**Records shown**
* * * * * * *

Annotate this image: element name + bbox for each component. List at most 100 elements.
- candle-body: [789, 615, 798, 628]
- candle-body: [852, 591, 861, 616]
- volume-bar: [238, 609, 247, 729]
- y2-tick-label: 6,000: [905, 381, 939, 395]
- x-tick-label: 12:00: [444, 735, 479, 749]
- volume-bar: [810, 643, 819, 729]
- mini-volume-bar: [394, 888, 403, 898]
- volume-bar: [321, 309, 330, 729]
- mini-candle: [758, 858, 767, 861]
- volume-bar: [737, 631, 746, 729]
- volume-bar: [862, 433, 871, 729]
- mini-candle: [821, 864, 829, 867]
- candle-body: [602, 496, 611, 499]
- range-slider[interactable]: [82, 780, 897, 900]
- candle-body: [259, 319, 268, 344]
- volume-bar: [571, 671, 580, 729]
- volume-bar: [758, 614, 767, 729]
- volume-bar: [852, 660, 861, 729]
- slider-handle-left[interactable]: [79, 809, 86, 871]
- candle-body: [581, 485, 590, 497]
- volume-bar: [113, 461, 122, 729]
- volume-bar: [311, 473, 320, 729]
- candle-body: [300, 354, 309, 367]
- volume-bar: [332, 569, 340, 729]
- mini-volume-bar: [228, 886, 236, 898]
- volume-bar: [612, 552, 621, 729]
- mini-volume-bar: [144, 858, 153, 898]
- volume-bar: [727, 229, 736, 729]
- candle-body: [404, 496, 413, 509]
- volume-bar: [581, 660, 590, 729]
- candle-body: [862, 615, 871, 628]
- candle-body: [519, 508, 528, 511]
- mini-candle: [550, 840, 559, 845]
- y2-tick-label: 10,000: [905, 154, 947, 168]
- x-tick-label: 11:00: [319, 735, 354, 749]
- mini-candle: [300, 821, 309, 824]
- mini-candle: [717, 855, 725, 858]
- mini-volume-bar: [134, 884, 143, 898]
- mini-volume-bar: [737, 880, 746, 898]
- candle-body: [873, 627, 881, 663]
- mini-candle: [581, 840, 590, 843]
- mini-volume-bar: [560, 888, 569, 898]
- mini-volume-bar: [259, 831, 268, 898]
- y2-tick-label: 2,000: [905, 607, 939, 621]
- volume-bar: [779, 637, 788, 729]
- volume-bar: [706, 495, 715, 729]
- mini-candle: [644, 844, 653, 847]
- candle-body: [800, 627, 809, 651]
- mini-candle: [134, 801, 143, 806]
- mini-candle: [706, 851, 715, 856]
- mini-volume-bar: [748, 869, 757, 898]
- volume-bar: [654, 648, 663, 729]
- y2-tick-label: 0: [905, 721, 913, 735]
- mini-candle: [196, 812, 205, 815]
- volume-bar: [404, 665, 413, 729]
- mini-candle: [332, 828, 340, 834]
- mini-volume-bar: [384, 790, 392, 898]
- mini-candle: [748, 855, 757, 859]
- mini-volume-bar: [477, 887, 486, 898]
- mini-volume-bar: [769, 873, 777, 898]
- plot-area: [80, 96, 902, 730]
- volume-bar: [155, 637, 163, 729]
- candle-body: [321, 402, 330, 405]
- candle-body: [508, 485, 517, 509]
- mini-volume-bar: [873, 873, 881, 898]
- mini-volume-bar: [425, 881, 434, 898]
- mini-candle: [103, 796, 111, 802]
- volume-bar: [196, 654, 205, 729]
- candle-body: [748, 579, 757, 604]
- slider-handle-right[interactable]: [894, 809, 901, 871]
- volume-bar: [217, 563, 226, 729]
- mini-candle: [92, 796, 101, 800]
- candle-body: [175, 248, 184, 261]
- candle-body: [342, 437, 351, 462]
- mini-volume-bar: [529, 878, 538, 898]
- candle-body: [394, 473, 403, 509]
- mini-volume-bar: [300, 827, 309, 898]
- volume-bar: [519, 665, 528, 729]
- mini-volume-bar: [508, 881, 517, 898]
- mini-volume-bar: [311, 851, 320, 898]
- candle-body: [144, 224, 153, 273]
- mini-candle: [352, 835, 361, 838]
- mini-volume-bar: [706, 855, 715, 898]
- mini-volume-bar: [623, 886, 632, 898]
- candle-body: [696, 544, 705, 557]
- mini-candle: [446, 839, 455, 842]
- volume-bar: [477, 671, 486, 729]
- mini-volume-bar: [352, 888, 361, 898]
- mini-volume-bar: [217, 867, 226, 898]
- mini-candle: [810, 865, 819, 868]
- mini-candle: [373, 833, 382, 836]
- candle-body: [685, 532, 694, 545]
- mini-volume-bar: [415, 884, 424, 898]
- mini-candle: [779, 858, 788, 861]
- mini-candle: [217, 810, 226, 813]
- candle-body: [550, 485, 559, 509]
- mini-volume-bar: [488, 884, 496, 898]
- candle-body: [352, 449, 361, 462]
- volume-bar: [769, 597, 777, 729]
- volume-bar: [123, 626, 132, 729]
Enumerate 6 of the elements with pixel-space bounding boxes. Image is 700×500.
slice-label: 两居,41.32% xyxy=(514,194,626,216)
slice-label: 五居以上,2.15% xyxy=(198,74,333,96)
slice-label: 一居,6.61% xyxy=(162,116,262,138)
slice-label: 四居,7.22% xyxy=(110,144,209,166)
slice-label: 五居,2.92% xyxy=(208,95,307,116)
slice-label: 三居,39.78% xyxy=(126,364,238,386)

* * * * * * *

Reproduce the entire listing above word for word, from its first line to its last.

**Solution for this exercise**
Annotate this image: element name + bbox for each component. List at most 100 elements.
- candle-body: [789, 615, 798, 628]
- candle-body: [852, 591, 861, 616]
- volume-bar: [238, 609, 247, 729]
- y2-tick-label: 6,000: [905, 381, 939, 395]
- x-tick-label: 12:00: [444, 735, 479, 749]
- volume-bar: [810, 643, 819, 729]
- mini-volume-bar: [394, 888, 403, 898]
- volume-bar: [321, 309, 330, 729]
- mini-candle: [758, 858, 767, 861]
- volume-bar: [737, 631, 746, 729]
- volume-bar: [862, 433, 871, 729]
- mini-candle: [821, 864, 829, 867]
- candle-body: [602, 496, 611, 499]
- range-slider[interactable]: [82, 780, 897, 900]
- candle-body: [259, 319, 268, 344]
- volume-bar: [571, 671, 580, 729]
- volume-bar: [758, 614, 767, 729]
- volume-bar: [852, 660, 861, 729]
- slider-handle-left[interactable]: [79, 809, 86, 871]
- candle-body: [581, 485, 590, 497]
- volume-bar: [113, 461, 122, 729]
- volume-bar: [311, 473, 320, 729]
- candle-body: [300, 354, 309, 367]
- volume-bar: [332, 569, 340, 729]
- mini-volume-bar: [228, 886, 236, 898]
- volume-bar: [612, 552, 621, 729]
- mini-volume-bar: [144, 858, 153, 898]
- volume-bar: [727, 229, 736, 729]
- candle-body: [404, 496, 413, 509]
- volume-bar: [581, 660, 590, 729]
- candle-body: [862, 615, 871, 628]
- candle-body: [519, 508, 528, 511]
- mini-candle: [550, 840, 559, 845]
- y2-tick-label: 10,000: [905, 154, 947, 168]
- x-tick-label: 11:00: [319, 735, 354, 749]
- mini-candle: [300, 821, 309, 824]
- mini-candle: [717, 855, 725, 858]
- mini-volume-bar: [134, 884, 143, 898]
- mini-volume-bar: [737, 880, 746, 898]
- candle-body: [873, 627, 881, 663]
- mini-candle: [581, 840, 590, 843]
- mini-volume-bar: [560, 888, 569, 898]
- mini-volume-bar: [259, 831, 268, 898]
- y2-tick-label: 2,000: [905, 607, 939, 621]
- volume-bar: [779, 637, 788, 729]
- volume-bar: [706, 495, 715, 729]
- mini-candle: [644, 844, 653, 847]
- candle-body: [800, 627, 809, 651]
- mini-candle: [134, 801, 143, 806]
- mini-candle: [706, 851, 715, 856]
- mini-volume-bar: [748, 869, 757, 898]
- volume-bar: [654, 648, 663, 729]
- y2-tick-label: 0: [905, 721, 913, 735]
- mini-candle: [196, 812, 205, 815]
- volume-bar: [404, 665, 413, 729]
- mini-candle: [332, 828, 340, 834]
- mini-volume-bar: [384, 790, 392, 898]
- mini-candle: [748, 855, 757, 859]
- mini-volume-bar: [477, 887, 486, 898]
- mini-volume-bar: [769, 873, 777, 898]
- plot-area: [80, 96, 902, 730]
- volume-bar: [155, 637, 163, 729]
- candle-body: [321, 402, 330, 405]
- candle-body: [508, 485, 517, 509]
- mini-volume-bar: [873, 873, 881, 898]
- mini-volume-bar: [425, 881, 434, 898]
- mini-candle: [103, 796, 111, 802]
- volume-bar: [196, 654, 205, 729]
- candle-body: [748, 579, 757, 604]
- slider-handle-right[interactable]: [894, 809, 901, 871]
- volume-bar: [217, 563, 226, 729]
- mini-candle: [92, 796, 101, 800]
- candle-body: [175, 248, 184, 261]
- candle-body: [342, 437, 351, 462]
- mini-volume-bar: [529, 878, 538, 898]
- candle-body: [394, 473, 403, 509]
- mini-volume-bar: [300, 827, 309, 898]
- volume-bar: [519, 665, 528, 729]
- mini-volume-bar: [508, 881, 517, 898]
- mini-volume-bar: [311, 851, 320, 898]
- candle-body: [144, 224, 153, 273]
- mini-candle: [352, 835, 361, 838]
- mini-volume-bar: [706, 855, 715, 898]
- mini-volume-bar: [623, 886, 632, 898]
- candle-body: [696, 544, 705, 557]
- mini-candle: [446, 839, 455, 842]
- volume-bar: [477, 671, 486, 729]
- mini-volume-bar: [352, 888, 361, 898]
- mini-volume-bar: [217, 867, 226, 898]
- mini-candle: [810, 865, 819, 868]
- mini-candle: [373, 833, 382, 836]
- candle-body: [685, 532, 694, 545]
- mini-volume-bar: [415, 884, 424, 898]
- mini-candle: [779, 858, 788, 861]
- mini-candle: [217, 810, 226, 813]
- candle-body: [550, 485, 559, 509]
- mini-volume-bar: [488, 884, 496, 898]
- candle-body: [352, 449, 361, 462]
- volume-bar: [769, 597, 777, 729]
- volume-bar: [123, 626, 132, 729]
Enumerate 6 of the elements with pixel-space bounding boxes. Image is 700×500.
slice-label: 两居,41.32% xyxy=(514,194,626,216)
slice-label: 五居以上,2.15% xyxy=(198,74,333,96)
slice-label: 一居,6.61% xyxy=(162,116,262,138)
slice-label: 四居,7.22% xyxy=(110,144,209,166)
slice-label: 五居,2.92% xyxy=(208,95,307,116)
slice-label: 三居,39.78% xyxy=(126,364,238,386)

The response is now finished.